Can you turn the paragraph beginning "The research of 1,200 people" in the domestic tourism article below into a short list of its main facts?

▶ PROVIDED PASSAGE
==============================
Travelling in our own back yards
Coastal, country and regional areas are likely to see the biggest growth in domestic tourism once restrictions relating to the Coronavirus are lifted.
That’s according to a recent survey by the University of Queensland Business School which found more than 50 per cent of Australians hope to travel domestically when restrictions lift.
The survey, which sought the opinions of more than 500 Australians, found most respondents would prefer to drive to their destination rather than fly or take public transport.
The research also shows destinations outside the major cities of Sydney, Brisbane, Melbourne and Adelaide are likely to see the biggest tourist numbers.
The findings support a report by market intelligence group MyTravelResearch.com and research platform Glow which found Australia’s beleaguered bushfire affected communities are likely to be among the more popular domestic travel destinations post COVID-19.
The data showed that 53 per cent of Australians’ future travel plans were influenced by bushfire recovery initiatives.
The research of 1,200 people (72 per cent of which were from metropolitan communities and 28 per cent of which were from regional communities) found 43 per cent of those surveyed would travel in Australia in the coming six months.
Nearly half (49 per cent) said they would, when safe and allowed to do so, consider travelling to a less densely populated area to lower their risk of contracting the virus.
Commenting on the findings, University of Queensland Business School researcher Associate Professor Gabby Walters says despite the fact Australians were being encouraged by federal and state governments to stay at home at present, many of those surveyed had already started researching their next holiday.
“They’re searching for accommodation options and destination-related information that includes attractions and local restaurants and cafes, so they are ready to take their next trip once they’re able to do so.”
Dr Walters says the pandemic has changed our travel behaviours and this will mean that tourism may look slightly different once the restrictions are lifted.
“Our data showed that tourists care more about hygiene standards – in accommodation, airlines, public transport, public facilities and recreational sites – than they did prior to the coronavirus.”
==============================
▶ DATA PROVIDED
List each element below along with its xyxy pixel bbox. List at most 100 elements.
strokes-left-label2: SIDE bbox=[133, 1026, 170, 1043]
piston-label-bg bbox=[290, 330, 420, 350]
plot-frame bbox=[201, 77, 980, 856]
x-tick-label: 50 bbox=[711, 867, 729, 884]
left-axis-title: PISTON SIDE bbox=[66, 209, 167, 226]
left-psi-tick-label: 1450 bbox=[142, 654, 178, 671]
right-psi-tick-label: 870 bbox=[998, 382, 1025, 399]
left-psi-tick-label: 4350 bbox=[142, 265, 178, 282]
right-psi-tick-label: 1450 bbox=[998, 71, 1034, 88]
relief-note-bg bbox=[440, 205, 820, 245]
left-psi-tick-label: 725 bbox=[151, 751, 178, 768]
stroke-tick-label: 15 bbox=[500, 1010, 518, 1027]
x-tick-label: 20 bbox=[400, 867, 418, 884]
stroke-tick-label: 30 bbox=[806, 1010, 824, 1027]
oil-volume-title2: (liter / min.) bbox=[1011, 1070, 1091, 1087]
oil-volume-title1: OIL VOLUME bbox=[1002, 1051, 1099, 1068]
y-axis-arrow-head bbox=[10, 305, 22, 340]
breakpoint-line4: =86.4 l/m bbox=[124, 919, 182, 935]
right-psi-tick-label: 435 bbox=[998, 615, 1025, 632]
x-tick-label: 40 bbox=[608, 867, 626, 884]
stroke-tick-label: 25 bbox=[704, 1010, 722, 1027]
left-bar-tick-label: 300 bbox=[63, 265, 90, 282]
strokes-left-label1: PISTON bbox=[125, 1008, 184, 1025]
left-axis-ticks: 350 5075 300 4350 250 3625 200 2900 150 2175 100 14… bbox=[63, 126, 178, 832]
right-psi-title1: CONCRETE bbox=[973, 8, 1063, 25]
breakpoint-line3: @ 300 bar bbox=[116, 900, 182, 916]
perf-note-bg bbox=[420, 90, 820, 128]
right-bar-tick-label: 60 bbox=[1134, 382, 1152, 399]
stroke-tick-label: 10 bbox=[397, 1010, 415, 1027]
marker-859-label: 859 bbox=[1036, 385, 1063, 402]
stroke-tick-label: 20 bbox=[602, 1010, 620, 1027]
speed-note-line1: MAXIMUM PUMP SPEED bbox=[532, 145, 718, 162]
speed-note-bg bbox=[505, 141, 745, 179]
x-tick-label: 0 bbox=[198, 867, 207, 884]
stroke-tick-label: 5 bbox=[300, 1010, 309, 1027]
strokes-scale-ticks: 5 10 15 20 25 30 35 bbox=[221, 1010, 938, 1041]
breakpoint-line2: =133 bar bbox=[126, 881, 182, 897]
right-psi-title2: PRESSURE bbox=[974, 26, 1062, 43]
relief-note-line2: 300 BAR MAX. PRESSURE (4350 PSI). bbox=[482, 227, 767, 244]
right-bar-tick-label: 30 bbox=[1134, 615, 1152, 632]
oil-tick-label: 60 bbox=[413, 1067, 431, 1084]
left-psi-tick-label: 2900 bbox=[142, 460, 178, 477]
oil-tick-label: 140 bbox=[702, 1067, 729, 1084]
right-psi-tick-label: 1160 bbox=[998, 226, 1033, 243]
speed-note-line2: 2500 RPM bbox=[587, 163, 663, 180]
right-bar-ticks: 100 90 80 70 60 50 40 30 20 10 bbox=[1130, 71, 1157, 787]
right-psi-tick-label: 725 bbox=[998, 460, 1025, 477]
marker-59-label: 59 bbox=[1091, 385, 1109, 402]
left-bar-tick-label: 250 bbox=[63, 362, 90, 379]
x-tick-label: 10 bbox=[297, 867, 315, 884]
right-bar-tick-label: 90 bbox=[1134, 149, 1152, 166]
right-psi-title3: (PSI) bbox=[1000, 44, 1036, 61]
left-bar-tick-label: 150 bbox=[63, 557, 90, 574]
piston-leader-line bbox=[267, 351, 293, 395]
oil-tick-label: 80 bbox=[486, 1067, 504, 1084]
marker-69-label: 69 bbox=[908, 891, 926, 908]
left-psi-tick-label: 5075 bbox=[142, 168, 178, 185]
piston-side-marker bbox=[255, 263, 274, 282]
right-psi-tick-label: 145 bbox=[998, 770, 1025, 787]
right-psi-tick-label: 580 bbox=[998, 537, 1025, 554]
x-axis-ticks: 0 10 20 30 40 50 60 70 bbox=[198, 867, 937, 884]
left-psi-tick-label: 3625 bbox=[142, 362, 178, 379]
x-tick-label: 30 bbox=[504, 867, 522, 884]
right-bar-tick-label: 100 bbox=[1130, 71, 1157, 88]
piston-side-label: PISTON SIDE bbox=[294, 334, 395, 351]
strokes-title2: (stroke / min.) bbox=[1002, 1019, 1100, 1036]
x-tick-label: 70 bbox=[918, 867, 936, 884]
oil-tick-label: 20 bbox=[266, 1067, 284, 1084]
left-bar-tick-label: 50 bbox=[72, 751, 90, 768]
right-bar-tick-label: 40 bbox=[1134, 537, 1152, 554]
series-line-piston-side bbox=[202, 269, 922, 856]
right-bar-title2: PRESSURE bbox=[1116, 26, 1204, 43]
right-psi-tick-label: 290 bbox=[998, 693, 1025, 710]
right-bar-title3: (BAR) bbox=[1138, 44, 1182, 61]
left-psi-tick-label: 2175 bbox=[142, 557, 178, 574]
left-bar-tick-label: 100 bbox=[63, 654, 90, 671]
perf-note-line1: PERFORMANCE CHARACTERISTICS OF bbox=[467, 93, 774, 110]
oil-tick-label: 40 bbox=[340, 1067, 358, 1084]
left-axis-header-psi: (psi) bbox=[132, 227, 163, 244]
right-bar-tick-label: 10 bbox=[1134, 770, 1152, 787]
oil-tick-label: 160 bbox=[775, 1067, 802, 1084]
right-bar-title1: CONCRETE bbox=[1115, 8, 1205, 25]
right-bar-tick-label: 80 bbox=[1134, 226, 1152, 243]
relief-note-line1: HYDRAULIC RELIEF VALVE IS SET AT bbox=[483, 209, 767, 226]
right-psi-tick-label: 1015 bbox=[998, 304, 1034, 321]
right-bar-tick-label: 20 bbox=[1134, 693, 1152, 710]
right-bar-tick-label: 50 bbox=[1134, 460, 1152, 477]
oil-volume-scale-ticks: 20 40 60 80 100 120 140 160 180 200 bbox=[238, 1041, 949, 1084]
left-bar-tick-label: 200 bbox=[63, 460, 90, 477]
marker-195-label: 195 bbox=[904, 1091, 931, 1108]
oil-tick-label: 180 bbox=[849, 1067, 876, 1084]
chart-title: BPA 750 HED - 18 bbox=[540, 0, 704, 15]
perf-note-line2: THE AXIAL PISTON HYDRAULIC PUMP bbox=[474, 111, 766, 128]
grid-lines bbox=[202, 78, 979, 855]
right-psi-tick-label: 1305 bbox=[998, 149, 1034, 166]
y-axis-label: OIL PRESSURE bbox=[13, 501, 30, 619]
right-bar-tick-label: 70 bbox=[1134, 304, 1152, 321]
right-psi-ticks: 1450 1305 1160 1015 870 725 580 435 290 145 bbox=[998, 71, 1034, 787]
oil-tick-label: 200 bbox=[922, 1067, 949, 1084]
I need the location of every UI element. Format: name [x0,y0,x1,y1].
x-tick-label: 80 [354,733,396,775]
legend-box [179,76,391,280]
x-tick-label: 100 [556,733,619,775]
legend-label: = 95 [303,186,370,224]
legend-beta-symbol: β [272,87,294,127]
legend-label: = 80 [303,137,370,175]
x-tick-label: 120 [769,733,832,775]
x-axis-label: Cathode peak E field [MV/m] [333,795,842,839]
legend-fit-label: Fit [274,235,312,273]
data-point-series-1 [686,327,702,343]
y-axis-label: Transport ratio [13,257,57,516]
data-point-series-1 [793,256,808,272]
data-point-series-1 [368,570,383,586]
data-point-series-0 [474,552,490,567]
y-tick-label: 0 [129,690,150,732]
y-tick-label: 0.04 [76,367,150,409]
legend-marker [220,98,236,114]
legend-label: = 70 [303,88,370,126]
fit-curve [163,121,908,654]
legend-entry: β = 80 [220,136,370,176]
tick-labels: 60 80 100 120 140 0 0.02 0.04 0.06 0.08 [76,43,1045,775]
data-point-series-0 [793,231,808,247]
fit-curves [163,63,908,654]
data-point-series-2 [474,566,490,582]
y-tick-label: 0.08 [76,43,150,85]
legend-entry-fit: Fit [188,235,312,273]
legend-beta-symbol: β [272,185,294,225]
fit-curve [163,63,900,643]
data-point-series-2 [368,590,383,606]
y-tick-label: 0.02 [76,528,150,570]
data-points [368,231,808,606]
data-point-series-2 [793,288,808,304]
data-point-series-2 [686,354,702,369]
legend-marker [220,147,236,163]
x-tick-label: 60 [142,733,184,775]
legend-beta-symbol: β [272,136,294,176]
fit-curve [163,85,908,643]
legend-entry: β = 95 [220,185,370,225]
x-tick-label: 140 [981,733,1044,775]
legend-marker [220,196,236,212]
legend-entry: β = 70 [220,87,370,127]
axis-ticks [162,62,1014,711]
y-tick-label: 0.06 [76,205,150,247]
==============================
▶ WRITTEN SOLUTION
- 1,200 people were surveyed.
- 72 percent were from metropolitan communities and 28 percent from regional communities.
- 43 percent of those surveyed would travel in Australia in the coming six months.